▶ DATA PROVIDED
────

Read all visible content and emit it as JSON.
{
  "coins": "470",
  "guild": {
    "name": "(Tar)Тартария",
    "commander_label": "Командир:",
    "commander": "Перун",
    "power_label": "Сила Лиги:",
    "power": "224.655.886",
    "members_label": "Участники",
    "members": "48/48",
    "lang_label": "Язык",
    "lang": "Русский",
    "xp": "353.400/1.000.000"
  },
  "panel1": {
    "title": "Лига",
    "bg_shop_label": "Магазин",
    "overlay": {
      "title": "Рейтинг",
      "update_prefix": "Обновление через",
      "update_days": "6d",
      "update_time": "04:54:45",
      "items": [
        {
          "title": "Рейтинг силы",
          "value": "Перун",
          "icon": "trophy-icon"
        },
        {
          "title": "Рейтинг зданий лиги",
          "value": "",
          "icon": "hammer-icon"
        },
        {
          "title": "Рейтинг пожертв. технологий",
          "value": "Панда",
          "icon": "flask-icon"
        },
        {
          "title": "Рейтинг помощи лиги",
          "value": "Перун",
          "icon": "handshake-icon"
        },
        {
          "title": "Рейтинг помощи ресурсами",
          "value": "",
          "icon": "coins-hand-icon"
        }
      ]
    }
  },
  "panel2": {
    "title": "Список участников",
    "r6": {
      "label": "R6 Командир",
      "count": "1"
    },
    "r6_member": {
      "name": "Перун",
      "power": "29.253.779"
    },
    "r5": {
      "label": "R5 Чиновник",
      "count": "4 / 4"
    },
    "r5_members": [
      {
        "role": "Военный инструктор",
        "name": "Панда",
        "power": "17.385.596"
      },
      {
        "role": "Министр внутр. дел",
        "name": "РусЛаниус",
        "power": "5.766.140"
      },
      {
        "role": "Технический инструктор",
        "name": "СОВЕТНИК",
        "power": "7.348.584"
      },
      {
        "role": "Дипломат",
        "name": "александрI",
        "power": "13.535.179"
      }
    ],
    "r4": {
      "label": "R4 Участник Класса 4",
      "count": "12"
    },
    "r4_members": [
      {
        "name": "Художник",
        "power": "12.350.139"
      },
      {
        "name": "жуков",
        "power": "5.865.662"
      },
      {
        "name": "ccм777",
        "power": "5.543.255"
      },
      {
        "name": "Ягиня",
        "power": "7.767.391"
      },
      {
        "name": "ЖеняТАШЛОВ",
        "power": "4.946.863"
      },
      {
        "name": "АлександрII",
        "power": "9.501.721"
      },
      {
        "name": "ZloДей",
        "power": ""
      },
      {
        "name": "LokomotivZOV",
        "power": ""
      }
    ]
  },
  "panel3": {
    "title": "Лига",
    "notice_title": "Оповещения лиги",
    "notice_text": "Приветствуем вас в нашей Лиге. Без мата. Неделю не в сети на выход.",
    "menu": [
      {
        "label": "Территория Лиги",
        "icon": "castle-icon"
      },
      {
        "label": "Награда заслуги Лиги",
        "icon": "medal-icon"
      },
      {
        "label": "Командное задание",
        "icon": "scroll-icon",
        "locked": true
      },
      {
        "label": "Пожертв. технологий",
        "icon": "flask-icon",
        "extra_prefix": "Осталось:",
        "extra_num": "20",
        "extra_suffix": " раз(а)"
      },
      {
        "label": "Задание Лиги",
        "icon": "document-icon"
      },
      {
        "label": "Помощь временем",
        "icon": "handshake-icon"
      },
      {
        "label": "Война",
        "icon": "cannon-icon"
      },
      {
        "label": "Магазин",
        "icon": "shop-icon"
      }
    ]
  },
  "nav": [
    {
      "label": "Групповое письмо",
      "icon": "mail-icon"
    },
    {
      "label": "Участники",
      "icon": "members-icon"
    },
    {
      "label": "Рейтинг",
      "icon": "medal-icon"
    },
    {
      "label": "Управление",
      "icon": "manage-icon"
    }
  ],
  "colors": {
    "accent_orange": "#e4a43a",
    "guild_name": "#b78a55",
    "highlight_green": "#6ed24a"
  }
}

────

Reproduce the listing in full. Keep it exactly as written.

▶ ANSWER BELOW
Read all visible content and emit it as JSON.
{
  "coins": "470",
  "guild": {
    "name": "(Tar)Тартария",
    "commander_label": "Командир:",
    "commander": "Перун",
    "power_label": "Сила Лиги:",
    "power": "224.655.886",
    "members_label": "Участники",
    "members": "48/48",
    "lang_label": "Язык",
    "lang": "Русский",
    "xp": "353.400/1.000.000"
  },
  "panel1": {
    "title": "Лига",
    "bg_shop_label": "Магазин",
    "overlay": {
      "title": "Рейтинг",
      "update_prefix": "Обновление через",
      "update_days": "6d",
      "update_time": "04:54:45",
      "items": [
        {
          "title": "Рейтинг силы",
          "value": "Перун",
          "icon": "trophy-icon"
        },
        {
          "title": "Рейтинг зданий лиги",
          "value": "",
          "icon": "hammer-icon"
        },
        {
          "title": "Рейтинг пожертв. технологий",
          "value": "Панда",
          "icon": "flask-icon"
        },
        {
          "title": "Рейтинг помощи лиги",
          "value": "Перун",
          "icon": "handshake-icon"
        },
        {
          "title": "Рейтинг помощи ресурсами",
          "value": "",
          "icon": "coins-hand-icon"
        }
      ]
    }
  },
  "panel2": {
    "title": "Список участников",
    "r6": {
      "label": "R6 Командир",
      "count": "1"
    },
    "r6_member": {
      "name": "Перун",
      "power": "29.253.779"
    },
    "r5": {
      "label": "R5 Чиновник",
      "count": "4 / 4"
    },
    "r5_members": [
      {
        "role": "Военный инструктор",
        "name": "Панда",
        "power": "17.385.596"
      },
      {
        "role": "Министр внутр. дел",
        "name": "РусЛаниус",
        "power": "5.766.140"
      },
      {
        "role": "Технический инструктор",
        "name": "СОВЕТНИК",
        "power": "7.348.584"
      },
      {
        "role": "Дипломат",
        "name": "александрI",
        "power": "13.535.179"
      }
    ],
    "r4": {
      "label": "R4 Участник Класса 4",
      "count": "12"
    },
    "r4_members": [
      {
        "name": "Художник",
        "power": "12.350.139"
      },
      {
        "name": "жуков",
        "power": "5.865.662"
      },
      {
        "name": "ccм777",
        "power": "5.543.255"
      },
      {
        "name": "Ягиня",
        "power": "7.767.391"
      },
      {
        "name": "ЖеняТАШЛОВ",
        "power": "4.946.863"
      },
      {
        "name": "АлександрII",
        "power": "9.501.721"
      },
      {
        "name": "ZloДей",
        "power": ""
      },
      {
        "name": "LokomotivZOV",
        "power": ""
      }
    ]
  },
  "panel3": {
    "title": "Лига",
    "notice_title": "Оповещения лиги",
    "notice_text": "Приветствуем вас в нашей Лиге. Без мата. Неделю не в сети на выход.",
    "menu": [
      {
        "label": "Территория Лиги",
        "icon": "castle-icon"
      },
      {
        "label": "Награда заслуги Лиги",
        "icon": "medal-icon"
      },
      {
        "label": "Командное задание",
        "icon": "scroll-icon",
        "locked": true
      },
      {
        "label": "Пожертв. технологий",
        "icon": "flask-icon",
        "extra_prefix": "Осталось:",
        "extra_num": "20",
        "extra_suffix": " раз(а)"
      },
      {
        "label": "Задание Лиги",
        "icon": "document-icon"
      },
      {
        "label": "Помощь временем",
        "icon": "handshake-icon"
      },
      {
        "label": "Война",
        "icon": "cannon-icon"
      },
      {
        "label": "Магазин",
        "icon": "shop-icon"
      }
    ]
  },
  "nav": [
    {
      "label": "Групповое письмо",
      "icon": "mail-icon"
    },
    {
      "label": "Участники",
      "icon": "members-icon"
    },
    {
      "label": "Рейтинг",
      "icon": "medal-icon"
    },
    {
      "label": "Управление",
      "icon": "manage-icon"
    }
  ],
  "colors": {
    "accent_orange": "#e4a43a",
    "guild_name": "#b78a55",
    "highlight_green": "#6ed24a"
  }
}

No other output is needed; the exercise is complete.